=== Dataset items ===
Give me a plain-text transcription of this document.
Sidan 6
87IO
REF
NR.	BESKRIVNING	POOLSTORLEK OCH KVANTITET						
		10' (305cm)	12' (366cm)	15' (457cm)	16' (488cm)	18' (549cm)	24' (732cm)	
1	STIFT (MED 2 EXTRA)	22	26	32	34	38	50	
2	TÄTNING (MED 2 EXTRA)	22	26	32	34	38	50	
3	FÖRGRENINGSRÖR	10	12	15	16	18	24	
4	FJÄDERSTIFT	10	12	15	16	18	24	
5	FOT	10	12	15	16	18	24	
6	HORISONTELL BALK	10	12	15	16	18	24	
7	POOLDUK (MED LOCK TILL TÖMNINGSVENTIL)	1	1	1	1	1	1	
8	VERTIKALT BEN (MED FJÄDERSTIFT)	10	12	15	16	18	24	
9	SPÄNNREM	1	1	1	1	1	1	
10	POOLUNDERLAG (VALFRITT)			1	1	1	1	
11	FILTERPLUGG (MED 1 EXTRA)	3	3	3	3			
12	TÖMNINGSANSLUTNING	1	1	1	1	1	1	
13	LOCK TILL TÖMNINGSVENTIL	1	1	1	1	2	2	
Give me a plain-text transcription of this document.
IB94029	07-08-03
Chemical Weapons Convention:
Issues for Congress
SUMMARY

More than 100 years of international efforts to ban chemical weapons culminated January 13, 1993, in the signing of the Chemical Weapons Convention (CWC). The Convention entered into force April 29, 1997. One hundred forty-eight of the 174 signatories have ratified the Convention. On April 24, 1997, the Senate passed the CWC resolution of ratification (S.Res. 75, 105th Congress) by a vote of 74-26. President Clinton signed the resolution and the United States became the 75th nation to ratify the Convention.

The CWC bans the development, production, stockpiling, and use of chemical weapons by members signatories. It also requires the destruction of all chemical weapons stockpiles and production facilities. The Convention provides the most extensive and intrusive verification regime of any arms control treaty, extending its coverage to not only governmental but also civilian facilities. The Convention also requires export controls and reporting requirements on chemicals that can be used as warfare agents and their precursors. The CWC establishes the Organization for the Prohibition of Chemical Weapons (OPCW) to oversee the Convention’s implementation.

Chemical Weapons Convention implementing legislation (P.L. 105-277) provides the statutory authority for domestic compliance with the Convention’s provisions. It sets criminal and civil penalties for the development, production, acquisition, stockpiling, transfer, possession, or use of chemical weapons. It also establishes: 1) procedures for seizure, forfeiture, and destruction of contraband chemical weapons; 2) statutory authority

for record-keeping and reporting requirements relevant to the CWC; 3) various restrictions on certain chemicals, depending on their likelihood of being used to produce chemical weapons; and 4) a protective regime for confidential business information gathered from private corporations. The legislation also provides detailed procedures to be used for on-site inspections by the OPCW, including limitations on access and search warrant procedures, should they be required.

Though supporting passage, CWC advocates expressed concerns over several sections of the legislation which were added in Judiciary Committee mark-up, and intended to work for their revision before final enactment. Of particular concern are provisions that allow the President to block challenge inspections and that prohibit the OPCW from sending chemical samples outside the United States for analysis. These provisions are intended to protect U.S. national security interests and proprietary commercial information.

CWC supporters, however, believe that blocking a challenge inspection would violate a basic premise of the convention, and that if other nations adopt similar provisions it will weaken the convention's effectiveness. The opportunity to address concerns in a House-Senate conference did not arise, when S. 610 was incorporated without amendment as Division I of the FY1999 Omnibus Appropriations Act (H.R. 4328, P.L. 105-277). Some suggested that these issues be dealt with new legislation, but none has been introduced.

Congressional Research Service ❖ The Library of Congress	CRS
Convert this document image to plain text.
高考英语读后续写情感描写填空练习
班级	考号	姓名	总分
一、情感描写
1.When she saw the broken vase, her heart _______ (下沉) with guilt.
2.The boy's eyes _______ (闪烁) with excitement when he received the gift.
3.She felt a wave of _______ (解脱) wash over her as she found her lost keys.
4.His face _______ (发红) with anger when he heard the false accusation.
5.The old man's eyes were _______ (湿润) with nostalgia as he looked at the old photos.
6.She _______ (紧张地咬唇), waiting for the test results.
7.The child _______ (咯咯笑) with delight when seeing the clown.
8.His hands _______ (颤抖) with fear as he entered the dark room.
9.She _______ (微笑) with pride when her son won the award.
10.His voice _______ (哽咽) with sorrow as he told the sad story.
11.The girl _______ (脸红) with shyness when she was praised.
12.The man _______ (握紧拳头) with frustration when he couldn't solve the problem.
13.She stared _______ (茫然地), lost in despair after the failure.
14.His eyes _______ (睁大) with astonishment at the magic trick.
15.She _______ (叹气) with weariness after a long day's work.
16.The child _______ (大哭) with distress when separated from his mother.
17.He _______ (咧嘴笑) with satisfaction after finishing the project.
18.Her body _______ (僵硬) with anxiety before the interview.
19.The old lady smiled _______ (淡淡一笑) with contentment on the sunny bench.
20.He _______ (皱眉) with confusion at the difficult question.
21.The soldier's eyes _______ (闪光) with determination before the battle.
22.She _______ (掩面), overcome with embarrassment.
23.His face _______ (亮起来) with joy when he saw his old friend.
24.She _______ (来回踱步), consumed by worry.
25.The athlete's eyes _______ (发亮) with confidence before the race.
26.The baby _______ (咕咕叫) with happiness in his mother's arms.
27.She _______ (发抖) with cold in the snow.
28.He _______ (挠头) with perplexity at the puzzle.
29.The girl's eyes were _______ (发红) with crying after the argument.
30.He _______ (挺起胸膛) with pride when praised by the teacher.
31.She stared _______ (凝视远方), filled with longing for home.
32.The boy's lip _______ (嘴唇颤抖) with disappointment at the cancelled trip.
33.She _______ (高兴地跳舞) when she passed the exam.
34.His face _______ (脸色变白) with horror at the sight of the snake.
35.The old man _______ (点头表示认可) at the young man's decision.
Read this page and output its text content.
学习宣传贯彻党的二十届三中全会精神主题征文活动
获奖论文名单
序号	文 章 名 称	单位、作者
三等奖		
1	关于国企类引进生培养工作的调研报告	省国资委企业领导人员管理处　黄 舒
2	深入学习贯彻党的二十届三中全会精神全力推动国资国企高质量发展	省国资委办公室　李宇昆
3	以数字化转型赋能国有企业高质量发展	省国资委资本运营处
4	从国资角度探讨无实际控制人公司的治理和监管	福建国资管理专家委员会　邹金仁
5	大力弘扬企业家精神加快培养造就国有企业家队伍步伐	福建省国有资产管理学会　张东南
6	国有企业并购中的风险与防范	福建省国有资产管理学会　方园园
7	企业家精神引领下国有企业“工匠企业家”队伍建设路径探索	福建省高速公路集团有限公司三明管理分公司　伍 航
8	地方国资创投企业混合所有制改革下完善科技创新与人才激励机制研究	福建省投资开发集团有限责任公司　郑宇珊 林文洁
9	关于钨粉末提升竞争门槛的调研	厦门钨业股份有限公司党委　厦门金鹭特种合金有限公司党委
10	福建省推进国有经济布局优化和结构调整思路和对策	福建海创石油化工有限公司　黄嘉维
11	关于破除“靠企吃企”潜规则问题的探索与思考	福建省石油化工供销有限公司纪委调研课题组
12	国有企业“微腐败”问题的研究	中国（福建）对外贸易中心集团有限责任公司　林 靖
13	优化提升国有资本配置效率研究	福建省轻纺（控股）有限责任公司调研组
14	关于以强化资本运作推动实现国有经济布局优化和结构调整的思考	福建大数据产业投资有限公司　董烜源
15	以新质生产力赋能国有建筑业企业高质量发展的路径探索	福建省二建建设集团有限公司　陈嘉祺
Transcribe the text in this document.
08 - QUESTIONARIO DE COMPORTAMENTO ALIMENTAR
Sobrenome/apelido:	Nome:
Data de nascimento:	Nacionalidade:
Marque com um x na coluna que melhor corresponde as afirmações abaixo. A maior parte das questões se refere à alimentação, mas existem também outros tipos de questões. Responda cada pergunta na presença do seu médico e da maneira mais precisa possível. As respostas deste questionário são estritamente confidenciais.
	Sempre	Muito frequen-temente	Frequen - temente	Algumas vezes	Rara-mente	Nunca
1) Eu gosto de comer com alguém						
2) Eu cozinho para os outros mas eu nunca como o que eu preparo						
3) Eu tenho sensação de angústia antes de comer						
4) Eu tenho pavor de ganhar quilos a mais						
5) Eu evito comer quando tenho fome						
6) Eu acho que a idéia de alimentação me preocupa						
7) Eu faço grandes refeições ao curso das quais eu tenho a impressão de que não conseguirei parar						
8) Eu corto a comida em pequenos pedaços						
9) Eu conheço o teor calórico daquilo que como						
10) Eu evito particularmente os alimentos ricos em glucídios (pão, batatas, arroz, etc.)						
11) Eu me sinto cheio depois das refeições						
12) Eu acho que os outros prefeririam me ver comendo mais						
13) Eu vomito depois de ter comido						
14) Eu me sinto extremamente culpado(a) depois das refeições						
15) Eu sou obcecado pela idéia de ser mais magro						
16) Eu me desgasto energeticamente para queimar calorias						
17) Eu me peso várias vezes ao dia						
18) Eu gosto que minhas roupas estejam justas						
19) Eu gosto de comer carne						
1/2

=== What is needed ===
Working from the entries above, return all lines that contain "production".

=== Task answer ===
The CWC bans the development, production, stockpiling, and use of chemical weapons by members signatories. It also requires the destruction of all chemical weapons stockpiles and production facilities. The Convention provides the most extensive and intrusive verification regime of any arms control treaty, extending its coverage to not only governmental but also civilian facilities. The Convention also requires export controls and reporting requirements on chemicals that can be used as warfare agents and their precursors. The CWC establishes the Organization for the Prohibition of Chemical Weapons (OPCW) to oversee the Convention’s implementation.
Chemical Weapons Convention implementing legislation (P.L. 105-277) provides the statutory authority for domestic compliance with the Convention’s provisions. It sets criminal and civil penalties for the development, production, acquisition, stockpiling, transfer, possession, or use of chemical weapons. It also establishes: 1) procedures for seizure, forfeiture, and destruction of contraband chemical weapons; 2) statutory authority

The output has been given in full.